*TASK DETAILS:* All of the data below should be written out exactly.

*EXCERPTED RECORDS:*

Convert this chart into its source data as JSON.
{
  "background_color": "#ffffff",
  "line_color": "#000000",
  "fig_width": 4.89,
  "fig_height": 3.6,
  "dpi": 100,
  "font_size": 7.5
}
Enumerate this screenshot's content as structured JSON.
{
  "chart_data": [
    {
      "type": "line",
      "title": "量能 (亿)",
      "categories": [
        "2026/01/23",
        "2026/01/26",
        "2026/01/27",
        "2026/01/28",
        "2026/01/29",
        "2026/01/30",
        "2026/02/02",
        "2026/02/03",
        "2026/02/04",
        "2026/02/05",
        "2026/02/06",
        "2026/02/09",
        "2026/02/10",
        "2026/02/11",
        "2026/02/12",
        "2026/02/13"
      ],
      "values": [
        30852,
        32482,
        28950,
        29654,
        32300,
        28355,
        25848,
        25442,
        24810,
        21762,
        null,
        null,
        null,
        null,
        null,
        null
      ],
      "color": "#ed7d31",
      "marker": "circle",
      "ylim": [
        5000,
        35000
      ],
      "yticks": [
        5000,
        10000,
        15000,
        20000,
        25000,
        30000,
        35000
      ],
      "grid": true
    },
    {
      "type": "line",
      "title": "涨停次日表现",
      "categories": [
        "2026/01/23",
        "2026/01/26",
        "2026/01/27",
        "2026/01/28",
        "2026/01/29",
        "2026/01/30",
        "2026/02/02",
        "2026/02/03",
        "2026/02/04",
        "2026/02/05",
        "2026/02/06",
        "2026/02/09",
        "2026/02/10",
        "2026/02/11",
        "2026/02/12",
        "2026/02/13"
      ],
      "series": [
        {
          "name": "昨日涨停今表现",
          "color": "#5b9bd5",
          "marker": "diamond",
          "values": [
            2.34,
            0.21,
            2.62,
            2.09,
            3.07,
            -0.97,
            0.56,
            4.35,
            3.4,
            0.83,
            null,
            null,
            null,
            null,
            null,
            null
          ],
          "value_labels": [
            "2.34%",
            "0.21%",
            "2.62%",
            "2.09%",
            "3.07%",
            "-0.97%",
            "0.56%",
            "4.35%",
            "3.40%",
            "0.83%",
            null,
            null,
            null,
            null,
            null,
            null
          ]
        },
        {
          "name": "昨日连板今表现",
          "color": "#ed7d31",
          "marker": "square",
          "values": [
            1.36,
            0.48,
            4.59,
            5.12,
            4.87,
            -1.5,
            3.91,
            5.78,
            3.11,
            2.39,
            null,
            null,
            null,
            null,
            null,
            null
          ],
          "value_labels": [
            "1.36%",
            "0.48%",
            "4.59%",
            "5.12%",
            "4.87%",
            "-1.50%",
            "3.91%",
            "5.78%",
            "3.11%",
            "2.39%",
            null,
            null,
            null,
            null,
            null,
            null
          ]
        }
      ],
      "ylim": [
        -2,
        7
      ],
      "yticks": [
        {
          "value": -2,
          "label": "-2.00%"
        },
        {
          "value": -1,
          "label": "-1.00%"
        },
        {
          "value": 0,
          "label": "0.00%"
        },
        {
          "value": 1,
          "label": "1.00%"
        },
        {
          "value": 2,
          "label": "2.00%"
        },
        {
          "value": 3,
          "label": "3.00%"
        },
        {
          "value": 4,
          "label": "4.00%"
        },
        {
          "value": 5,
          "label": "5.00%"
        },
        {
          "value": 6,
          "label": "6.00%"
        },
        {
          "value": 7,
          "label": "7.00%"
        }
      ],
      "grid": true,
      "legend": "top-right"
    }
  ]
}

*RESULT FOR THIS TASK:*
Convert this chart into its source data as JSON.
{
  "background_color": "#ffffff",
  "line_color": "#000000",
  "fig_width": 4.89,
  "fig_height": 3.6,
  "dpi": 100,
  "font_size": 7.5
}
Enumerate this screenshot's content as structured JSON.
{
  "chart_data": [
    {
      "type": "line",
      "title": "量能 (亿)",
      "categories": [
        "2026/01/23",
        "2026/01/26",
        "2026/01/27",
        "2026/01/28",
        "2026/01/29",
        "2026/01/30",
        "2026/02/02",
        "2026/02/03",
        "2026/02/04",
        "2026/02/05",
        "2026/02/06",
        "2026/02/09",
        "2026/02/10",
        "2026/02/11",
        "2026/02/12",
        "2026/02/13"
      ],
      "values": [
        30852,
        32482,
        28950,
        29654,
        32300,
        28355,
        25848,
        25442,
        24810,
        21762,
        null,
        null,
        null,
        null,
        null,
        null
      ],
      "color": "#ed7d31",
      "marker": "circle",
      "ylim": [
        5000,
        35000
      ],
      "yticks": [
        5000,
        10000,
        15000,
        20000,
        25000,
        30000,
        35000
      ],
      "grid": true
    },
    {
      "type": "line",
      "title": "涨停次日表现",
      "categories": [
        "2026/01/23",
        "2026/01/26",
        "2026/01/27",
        "2026/01/28",
        "2026/01/29",
        "2026/01/30",
        "2026/02/02",
        "2026/02/03",
        "2026/02/04",
        "2026/02/05",
        "2026/02/06",
        "2026/02/09",
        "2026/02/10",
        "2026/02/11",
        "2026/02/12",
        "2026/02/13"
      ],
      "series": [
        {
          "name": "昨日涨停今表现",
          "color": "#5b9bd5",
          "marker": "diamond",
          "values": [
            2.34,
            0.21,
            2.62,
            2.09,
            3.07,
            -0.97,
            0.56,
            4.35,
            3.4,
            0.83,
            null,
            null,
            null,
            null,
            null,
            null
          ],
          "value_labels": [
            "2.34%",
            "0.21%",
            "2.62%",
            "2.09%",
            "3.07%",
            "-0.97%",
            "0.56%",
            "4.35%",
            "3.40%",
            "0.83%",
            null,
            null,
            null,
            null,
            null,
            null
          ]
        },
        {
          "name": "昨日连板今表现",
          "color": "#ed7d31",
          "marker": "square",
          "values": [
            1.36,
            0.48,
            4.59,
            5.12,
            4.87,
            -1.5,
            3.91,
            5.78,
            3.11,
            2.39,
            null,
            null,
            null,
            null,
            null,
            null
          ],
          "value_labels": [
            "1.36%",
            "0.48%",
            "4.59%",
            "5.12%",
            "4.87%",
            "-1.50%",
            "3.91%",
            "5.78%",
            "3.11%",
            "2.39%",
            null,
            null,
            null,
            null,
            null,
            null
          ]
        }
      ],
      "ylim": [
        -2,
        7
      ],
      "yticks": [
        {
          "value": -2,
          "label": "-2.00%"
        },
        {
          "value": -1,
          "label": "-1.00%"
        },
        {
          "value": 0,
          "label": "0.00%"
        },
        {
          "value": 1,
          "label": "1.00%"
        },
        {
          "value": 2,
          "label": "2.00%"
        },
        {
          "value": 3,
          "label": "3.00%"
        },
        {
          "value": 4,
          "label": "4.00%"
        },
        {
          "value": 5,
          "label": "5.00%"
        },
        {
          "value": 6,
          "label": "6.00%"
        },
        {
          "value": 7,
          "label": "7.00%"
        }
      ],
      "grid": true,
      "legend": "top-right"
    }
  ]
}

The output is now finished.